Goal
Wherever the word "pose" appears in a line, copy that line.

Supplied entries
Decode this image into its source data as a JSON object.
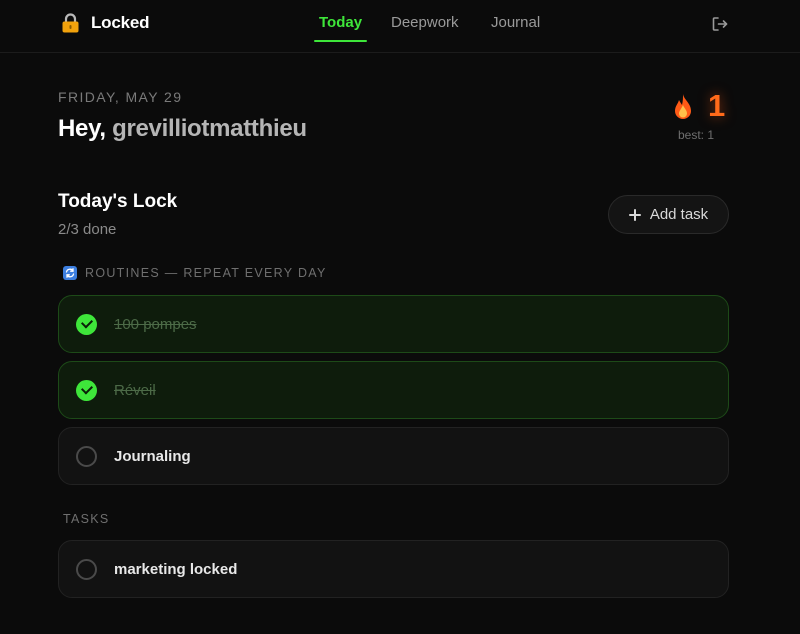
{
  "app": {
    "name": "Locked",
    "icon": "lock-icon"
  },
  "nav": {
    "tabs": [
      {
        "label": "Today",
        "active": true
      },
      {
        "label": "Deepwork",
        "active": false
      },
      {
        "label": "Journal",
        "active": false
      }
    ],
    "logout_icon": "logout-icon"
  },
  "header": {
    "date": "FRIDAY, MAY 29",
    "greeting": "Hey,",
    "username": "grevilliotmatthieu"
  },
  "streak": {
    "count": "1",
    "best": "best: 1",
    "icon": "flame-icon"
  },
  "today": {
    "title": "Today's Lock",
    "progress": "2/3 done",
    "add_label": "Add task"
  },
  "routines": {
    "label": "ROUTINES — REPEAT EVERY DAY",
    "icon": "repeat-icon",
    "items": [
      {
        "label": "100 pompes",
        "done": true
      },
      {
        "label": "Réveil",
        "done": true
      },
      {
        "label": "Journaling",
        "done": false
      }
    ]
  },
  "tasks": {
    "label": "TASKS",
    "items": [
      {
        "label": "marketing locked",
        "done": false
      }
    ]
  },
  "colors": {
    "accent": "#3ee63a",
    "streak": "#ff6a1a",
    "background": "#0b0b0b",
    "done_card": "#0e1c0c"
  }
}
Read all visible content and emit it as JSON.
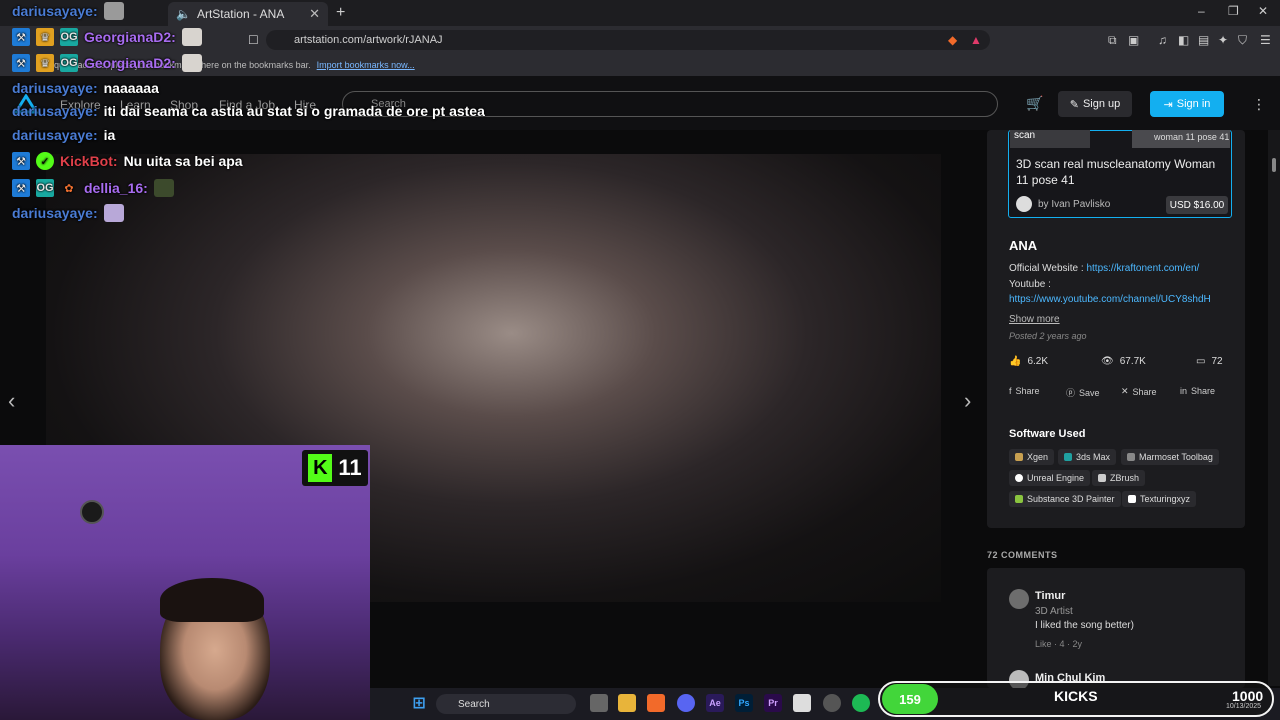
{
  "browser": {
    "tab_title": "ArtStation - ANA",
    "new_tab": "+",
    "window_controls": [
      "–",
      "❐",
      "✕"
    ],
    "url": "artstation.com/artwork/rJANAJ",
    "bookmarks_text": "For quick access, place your bookmarks here on the bookmarks bar.",
    "import_bookmarks": "Import bookmarks now..."
  },
  "site": {
    "nav": [
      "Explore",
      "Learn",
      "Shop",
      "Find a Job",
      "Hire"
    ],
    "search_placeholder": "Search",
    "signup_label": "Sign up",
    "signin_label": "Sign in"
  },
  "promo": {
    "thumb_left": "scan",
    "thumb_right": "woman 11 pose 41",
    "title": "3D scan real muscleanatomy Woman 11 pose 41",
    "author": "by Ivan Pavlisko",
    "price": "USD $16.00"
  },
  "artwork": {
    "title": "ANA",
    "website_label": "Official Website :",
    "website_url": "https://kraftonent.com/en/",
    "youtube_label": "Youtube :",
    "youtube_url": "https://www.youtube.com/channel/UCY8shdH",
    "show_more": "Show more",
    "posted": "Posted 2 years ago",
    "likes": "6.2K",
    "views": "67.7K",
    "comments_count": "72",
    "share_buttons": [
      "Share",
      "Save",
      "Share",
      "Share"
    ],
    "software_title": "Software Used",
    "software": [
      "Xgen",
      "3ds Max",
      "Marmoset Toolbag",
      "Unreal Engine",
      "ZBrush",
      "Substance 3D Painter",
      "Texturingxyz"
    ],
    "software_colors": [
      "#c8a050",
      "#1fa0a0",
      "#888888",
      "#ffffff",
      "#cccccc",
      "#8ac43f",
      "#ffffff"
    ]
  },
  "comments": {
    "header": "72 COMMENTS",
    "items": [
      {
        "name": "Timur",
        "role": "3D Artist",
        "text": "I liked the song better)",
        "meta": "Like · 4 · 2y"
      },
      {
        "name": "Min Chul Kim",
        "role": "",
        "text": "",
        "meta": ""
      }
    ]
  },
  "chat": [
    {
      "user": "dariusayaye:",
      "color": "#4a7cd4",
      "msg": ""
    },
    {
      "user": "GeorgianaD2:",
      "color": "#a86cf0",
      "msg": ""
    },
    {
      "user": "GeorgianaD2:",
      "color": "#a86cf0",
      "msg": ""
    },
    {
      "user": "dariusayaye:",
      "color": "#4a7cd4",
      "msg": "naaaaaa"
    },
    {
      "user": "dariusayaye:",
      "color": "#4a7cd4",
      "msg": "iti dai seama ca astia au stat si o gramada de ore pt astea"
    },
    {
      "user": "dariusayaye:",
      "color": "#4a7cd4",
      "msg": "ia"
    },
    {
      "user": "KickBot:",
      "color": "#e0404a",
      "msg": "Nu uita sa bei apa"
    },
    {
      "user": "dellia_16:",
      "color": "#a86cf0",
      "msg": ""
    },
    {
      "user": "dariusayaye:",
      "color": "#4a7cd4",
      "msg": ""
    }
  ],
  "overlay": {
    "kick_count": "11",
    "kicks_current": "159",
    "kicks_label": "KICKS",
    "kicks_goal": "1000",
    "kicks_progress": 0.159,
    "clock_date": "10/13/2025"
  },
  "taskbar": {
    "search": "Search",
    "apps": [
      "Ae",
      "Ps",
      "Pr"
    ]
  }
}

Answer
    "thumb_right": "woman 11 pose 41",
    "title": "3D scan real muscleanatomy Woman 11 pose 41",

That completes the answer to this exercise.